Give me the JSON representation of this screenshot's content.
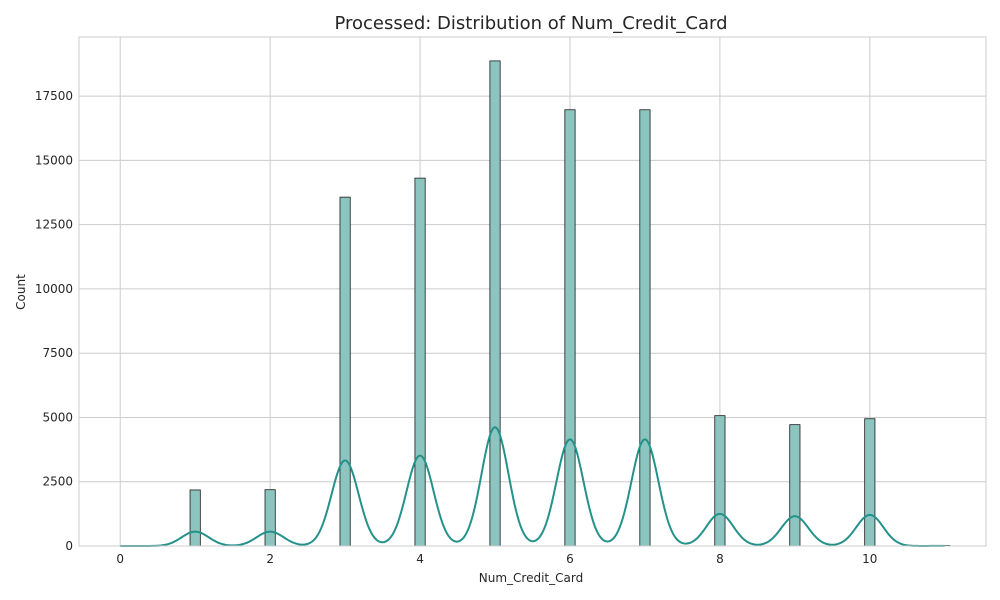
{
  "chart_data": {
    "type": "bar",
    "title": "Processed: Distribution of Num_Credit_Card",
    "xlabel": "Num_Credit_Card",
    "ylabel": "Count",
    "xlim": [
      -0.55,
      11.55
    ],
    "ylim": [
      0,
      19800
    ],
    "x_ticks": [
      0,
      2,
      4,
      6,
      8,
      10
    ],
    "y_ticks": [
      0,
      2500,
      5000,
      7500,
      10000,
      12500,
      15000,
      17500
    ],
    "grid": true,
    "bars": [
      {
        "x": 0,
        "value": 0
      },
      {
        "x": 1,
        "value": 2180
      },
      {
        "x": 2,
        "value": 2190
      },
      {
        "x": 3,
        "value": 13570
      },
      {
        "x": 4,
        "value": 14310
      },
      {
        "x": 5,
        "value": 18870
      },
      {
        "x": 6,
        "value": 16970
      },
      {
        "x": 7,
        "value": 16970
      },
      {
        "x": 8,
        "value": 5070
      },
      {
        "x": 9,
        "value": 4720
      },
      {
        "x": 10,
        "value": 4950
      },
      {
        "x": 11,
        "value": 20
      }
    ],
    "kde_peaks": [
      {
        "x": 1,
        "value": 560
      },
      {
        "x": 2,
        "value": 560
      },
      {
        "x": 3,
        "value": 3330
      },
      {
        "x": 4,
        "value": 3520
      },
      {
        "x": 5,
        "value": 4620
      },
      {
        "x": 6,
        "value": 4150
      },
      {
        "x": 7,
        "value": 4150
      },
      {
        "x": 8,
        "value": 1250
      },
      {
        "x": 9,
        "value": 1160
      },
      {
        "x": 10,
        "value": 1210
      },
      {
        "x": 11,
        "value": 5
      }
    ],
    "colors": {
      "bar_fill": "#8cc5c0",
      "bar_edge": "#1a1a1a",
      "kde_line": "#24928b",
      "grid": "#cccccc"
    }
  }
}
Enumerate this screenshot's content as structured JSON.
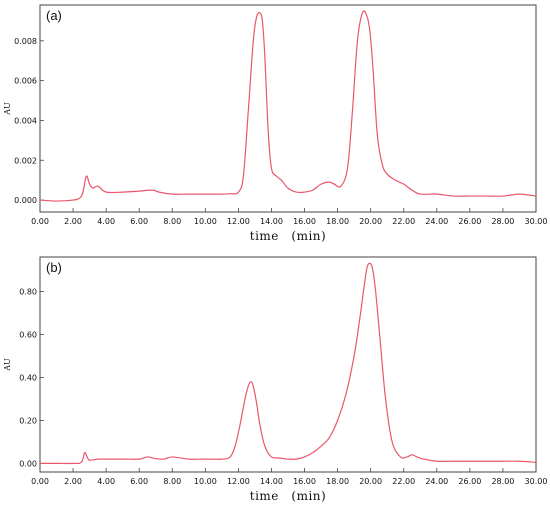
{
  "chart_data": [
    {
      "type": "line",
      "panel_label": "(a)",
      "xlabel": "time　(min)",
      "ylabel": "AU",
      "xlim": [
        0,
        30
      ],
      "ylim": [
        -0.0006,
        0.0098
      ],
      "x_ticks": [
        "0.00",
        "2.00",
        "4.00",
        "6.00",
        "8.00",
        "10.00",
        "12.00",
        "14.00",
        "16.00",
        "18.00",
        "20.00",
        "22.00",
        "24.00",
        "26.00",
        "28.00",
        "30.00"
      ],
      "y_ticks": [
        "0.000",
        "0.002",
        "0.004",
        "0.006",
        "0.008"
      ],
      "y_tick_values": [
        0,
        0.002,
        0.004,
        0.006,
        0.008
      ],
      "grid": false,
      "line_color": "#e8576a",
      "series": [
        {
          "x": [
            0,
            1,
            2,
            2.4,
            2.6,
            2.8,
            3.0,
            3.2,
            3.5,
            4,
            5,
            6,
            6.8,
            7.2,
            8,
            9,
            10,
            11,
            11.5,
            12,
            12.3,
            12.6,
            12.9,
            13.1,
            13.3,
            13.45,
            13.6,
            13.8,
            14.0,
            14.3,
            14.6,
            15.0,
            15.5,
            16,
            16.5,
            17,
            17.5,
            17.8,
            18.2,
            18.6,
            18.9,
            19.2,
            19.5,
            19.75,
            19.95,
            20.15,
            20.4,
            20.7,
            21.0,
            21.5,
            22.0,
            22.5,
            23,
            24,
            25,
            26,
            27,
            28,
            29,
            30
          ],
          "values": [
            0.0,
            -5e-05,
            0.0,
            0.0001,
            0.0004,
            0.0012,
            0.0008,
            0.0006,
            0.0007,
            0.0004,
            0.0004,
            0.00045,
            0.0005,
            0.0004,
            0.0003,
            0.0003,
            0.0003,
            0.0003,
            0.00032,
            0.0004,
            0.0012,
            0.0045,
            0.008,
            0.0092,
            0.0094,
            0.009,
            0.0072,
            0.0035,
            0.0016,
            0.0012,
            0.001,
            0.0006,
            0.0004,
            0.0004,
            0.0005,
            0.0008,
            0.0009,
            0.0008,
            0.0007,
            0.0016,
            0.0045,
            0.008,
            0.0094,
            0.0093,
            0.0085,
            0.0065,
            0.0033,
            0.0018,
            0.0013,
            0.001,
            0.0008,
            0.0005,
            0.0003,
            0.0003,
            0.0002,
            0.0002,
            0.0002,
            0.0002,
            0.0003,
            0.0002
          ]
        }
      ]
    },
    {
      "type": "line",
      "panel_label": "(b)",
      "xlabel": "time　(min)",
      "ylabel": "AU",
      "xlim": [
        0,
        30
      ],
      "ylim": [
        -0.04,
        0.96
      ],
      "x_ticks": [
        "0.00",
        "2.00",
        "4.00",
        "6.00",
        "8.00",
        "10.00",
        "12.00",
        "14.00",
        "16.00",
        "18.00",
        "20.00",
        "22.00",
        "24.00",
        "26.00",
        "28.00",
        "30.00"
      ],
      "y_ticks": [
        "0.00",
        "0.20",
        "0.40",
        "0.60",
        "0.80"
      ],
      "y_tick_values": [
        0,
        0.2,
        0.4,
        0.6,
        0.8
      ],
      "grid": false,
      "line_color": "#e8576a",
      "series": [
        {
          "x": [
            0,
            1,
            2,
            2.5,
            2.7,
            2.85,
            3.0,
            3.5,
            4,
            5,
            6,
            6.5,
            7,
            7.5,
            8,
            9,
            10,
            11,
            11.5,
            11.8,
            12.1,
            12.4,
            12.6,
            12.75,
            12.9,
            13.1,
            13.3,
            13.6,
            14,
            14.5,
            15,
            15.5,
            16,
            16.5,
            17,
            17.5,
            18,
            18.5,
            19,
            19.3,
            19.6,
            19.75,
            19.9,
            20.1,
            20.3,
            20.6,
            20.9,
            21.3,
            21.8,
            22.2,
            22.5,
            22.8,
            23.2,
            24,
            25,
            26,
            27,
            28,
            29,
            30
          ],
          "values": [
            0.0,
            0.0,
            0.0,
            0.005,
            0.05,
            0.03,
            0.015,
            0.02,
            0.02,
            0.02,
            0.02,
            0.03,
            0.022,
            0.02,
            0.03,
            0.02,
            0.02,
            0.02,
            0.03,
            0.08,
            0.18,
            0.3,
            0.36,
            0.38,
            0.36,
            0.28,
            0.18,
            0.08,
            0.03,
            0.025,
            0.02,
            0.02,
            0.03,
            0.05,
            0.08,
            0.12,
            0.2,
            0.32,
            0.5,
            0.65,
            0.82,
            0.9,
            0.93,
            0.91,
            0.8,
            0.55,
            0.3,
            0.1,
            0.03,
            0.03,
            0.04,
            0.03,
            0.02,
            0.01,
            0.01,
            0.01,
            0.01,
            0.01,
            0.01,
            0.005
          ]
        }
      ]
    }
  ]
}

+---+

### Given problem
Find the lines that include the string "this", then copy each of them.

### Solution to the exercise
Give me the JSON representation of this screenshot's content.
Enumerate this screenshot's content as structured JSON.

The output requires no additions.